Stated problem
Each line of the material below should be reproduced exactly.

(Stored entries)
• • • • • • •

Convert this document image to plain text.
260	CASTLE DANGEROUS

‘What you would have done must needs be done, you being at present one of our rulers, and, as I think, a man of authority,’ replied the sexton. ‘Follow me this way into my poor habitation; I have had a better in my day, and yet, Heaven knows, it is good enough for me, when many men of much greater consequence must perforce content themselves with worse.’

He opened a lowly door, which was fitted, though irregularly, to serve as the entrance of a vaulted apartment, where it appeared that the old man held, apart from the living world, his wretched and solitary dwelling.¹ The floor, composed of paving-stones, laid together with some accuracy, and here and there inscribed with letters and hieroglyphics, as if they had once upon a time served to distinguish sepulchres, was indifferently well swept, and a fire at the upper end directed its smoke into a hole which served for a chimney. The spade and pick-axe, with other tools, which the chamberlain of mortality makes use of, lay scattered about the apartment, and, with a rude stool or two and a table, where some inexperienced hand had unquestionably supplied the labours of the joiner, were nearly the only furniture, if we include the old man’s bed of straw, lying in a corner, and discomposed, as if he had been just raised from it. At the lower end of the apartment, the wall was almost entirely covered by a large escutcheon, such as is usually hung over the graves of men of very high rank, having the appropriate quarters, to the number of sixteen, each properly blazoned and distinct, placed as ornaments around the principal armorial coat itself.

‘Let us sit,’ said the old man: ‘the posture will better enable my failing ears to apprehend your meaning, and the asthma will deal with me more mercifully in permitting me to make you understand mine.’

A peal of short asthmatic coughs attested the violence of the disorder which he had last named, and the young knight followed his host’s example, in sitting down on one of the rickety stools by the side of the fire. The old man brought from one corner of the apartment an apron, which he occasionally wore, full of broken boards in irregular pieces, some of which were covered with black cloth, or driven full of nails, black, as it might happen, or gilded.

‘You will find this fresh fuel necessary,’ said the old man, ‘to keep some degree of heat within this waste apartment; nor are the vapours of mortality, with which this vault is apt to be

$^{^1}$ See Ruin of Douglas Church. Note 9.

• • • • • • •

Problem solution
Convert this document image to plain text.
260	CASTLE DANGEROUS

‘What you would have done must needs be done, you being at present one of our rulers, and, as I think, a man of authority,’ replied the sexton. ‘Follow me this way into my poor habitation; I have had a better in my day, and yet, Heaven knows, it is good enough for me, when many men of much greater consequence must perforce content themselves with worse.’

He opened a lowly door, which was fitted, though irregularly, to serve as the entrance of a vaulted apartment, where it appeared that the old man held, apart from the living world, his wretched and solitary dwelling.¹ The floor, composed of paving-stones, laid together with some accuracy, and here and there inscribed with letters and hieroglyphics, as if they had once upon a time served to distinguish sepulchres, was indifferently well swept, and a fire at the upper end directed its smoke into a hole which served for a chimney. The spade and pick-axe, with other tools, which the chamberlain of mortality makes use of, lay scattered about the apartment, and, with a rude stool or two and a table, where some inexperienced hand had unquestionably supplied the labours of the joiner, were nearly the only furniture, if we include the old man’s bed of straw, lying in a corner, and discomposed, as if he had been just raised from it. At the lower end of the apartment, the wall was almost entirely covered by a large escutcheon, such as is usually hung over the graves of men of very high rank, having the appropriate quarters, to the number of sixteen, each properly blazoned and distinct, placed as ornaments around the principal armorial coat itself.

‘Let us sit,’ said the old man: ‘the posture will better enable my failing ears to apprehend your meaning, and the asthma will deal with me more mercifully in permitting me to make you understand mine.’

A peal of short asthmatic coughs attested the violence of the disorder which he had last named, and the young knight followed his host’s example, in sitting down on one of the rickety stools by the side of the fire. The old man brought from one corner of the apartment an apron, which he occasionally wore, full of broken boards in irregular pieces, some of which were covered with black cloth, or driven full of nails, black, as it might happen, or gilded.

‘You will find this fresh fuel necessary,’ said the old man, ‘to keep some degree of heat within this waste apartment; nor are the vapours of mortality, with which this vault is apt to be

$^{^1}$ See Ruin of Douglas Church. Note 9.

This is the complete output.